> _EXERCISE PROMPT_:
In the entries below, find the lines that contain the word "kill" and copy them.

> _DATA EXCERPTS_:

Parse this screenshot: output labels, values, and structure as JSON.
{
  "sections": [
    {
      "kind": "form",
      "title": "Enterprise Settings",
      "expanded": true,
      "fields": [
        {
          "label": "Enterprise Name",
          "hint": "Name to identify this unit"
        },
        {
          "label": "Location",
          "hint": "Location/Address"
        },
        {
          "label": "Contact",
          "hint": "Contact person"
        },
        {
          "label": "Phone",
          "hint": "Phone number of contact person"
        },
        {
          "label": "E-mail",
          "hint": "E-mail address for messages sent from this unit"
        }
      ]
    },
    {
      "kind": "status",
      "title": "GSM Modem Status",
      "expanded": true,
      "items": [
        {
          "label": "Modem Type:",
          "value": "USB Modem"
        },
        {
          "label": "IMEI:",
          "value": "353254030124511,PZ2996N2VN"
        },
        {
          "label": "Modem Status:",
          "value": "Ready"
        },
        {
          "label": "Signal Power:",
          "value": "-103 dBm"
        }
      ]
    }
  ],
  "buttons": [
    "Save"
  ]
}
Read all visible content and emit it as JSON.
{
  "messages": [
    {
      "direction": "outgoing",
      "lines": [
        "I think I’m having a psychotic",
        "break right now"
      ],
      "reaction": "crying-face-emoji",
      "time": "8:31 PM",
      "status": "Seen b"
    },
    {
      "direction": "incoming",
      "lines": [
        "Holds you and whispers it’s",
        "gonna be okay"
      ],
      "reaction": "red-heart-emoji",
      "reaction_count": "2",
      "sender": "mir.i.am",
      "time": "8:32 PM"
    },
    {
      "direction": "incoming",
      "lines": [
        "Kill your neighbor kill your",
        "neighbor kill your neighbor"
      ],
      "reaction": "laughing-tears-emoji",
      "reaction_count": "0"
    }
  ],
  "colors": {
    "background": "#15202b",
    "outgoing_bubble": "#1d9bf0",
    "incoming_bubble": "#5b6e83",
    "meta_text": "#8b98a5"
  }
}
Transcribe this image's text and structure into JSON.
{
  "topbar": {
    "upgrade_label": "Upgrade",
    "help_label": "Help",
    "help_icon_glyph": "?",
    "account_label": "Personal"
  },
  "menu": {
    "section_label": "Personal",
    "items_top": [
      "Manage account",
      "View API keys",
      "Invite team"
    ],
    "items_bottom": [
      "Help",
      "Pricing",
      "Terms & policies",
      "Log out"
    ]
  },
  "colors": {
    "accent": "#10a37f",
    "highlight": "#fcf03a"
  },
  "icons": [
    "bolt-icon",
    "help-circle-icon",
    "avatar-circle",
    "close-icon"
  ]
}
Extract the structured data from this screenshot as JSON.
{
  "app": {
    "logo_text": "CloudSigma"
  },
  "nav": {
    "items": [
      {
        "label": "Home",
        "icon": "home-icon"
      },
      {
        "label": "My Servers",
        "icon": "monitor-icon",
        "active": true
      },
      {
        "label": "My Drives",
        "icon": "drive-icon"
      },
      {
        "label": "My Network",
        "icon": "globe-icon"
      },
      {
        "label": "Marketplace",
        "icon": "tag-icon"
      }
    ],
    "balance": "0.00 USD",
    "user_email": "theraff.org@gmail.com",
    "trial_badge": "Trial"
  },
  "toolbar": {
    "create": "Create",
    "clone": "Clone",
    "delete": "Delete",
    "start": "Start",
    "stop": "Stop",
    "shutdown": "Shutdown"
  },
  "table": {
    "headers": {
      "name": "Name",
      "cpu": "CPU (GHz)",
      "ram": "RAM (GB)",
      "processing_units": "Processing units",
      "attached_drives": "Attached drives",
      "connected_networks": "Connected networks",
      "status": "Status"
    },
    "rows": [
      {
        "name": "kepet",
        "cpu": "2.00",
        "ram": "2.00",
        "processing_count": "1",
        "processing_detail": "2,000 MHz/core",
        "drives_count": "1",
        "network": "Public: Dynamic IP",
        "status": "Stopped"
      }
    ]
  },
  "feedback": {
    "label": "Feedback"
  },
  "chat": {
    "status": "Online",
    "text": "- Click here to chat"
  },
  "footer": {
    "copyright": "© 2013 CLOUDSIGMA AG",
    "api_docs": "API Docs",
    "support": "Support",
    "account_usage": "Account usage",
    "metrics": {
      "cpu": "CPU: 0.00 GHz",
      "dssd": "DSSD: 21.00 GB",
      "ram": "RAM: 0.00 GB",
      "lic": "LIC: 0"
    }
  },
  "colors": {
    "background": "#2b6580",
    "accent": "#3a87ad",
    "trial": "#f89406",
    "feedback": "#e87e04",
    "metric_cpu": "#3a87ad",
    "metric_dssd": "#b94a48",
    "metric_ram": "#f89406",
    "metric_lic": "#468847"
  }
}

> _EXERCISE SOLUTION_:
        "Kill your neighbor kill your",
        "neighbor kill your neighbor"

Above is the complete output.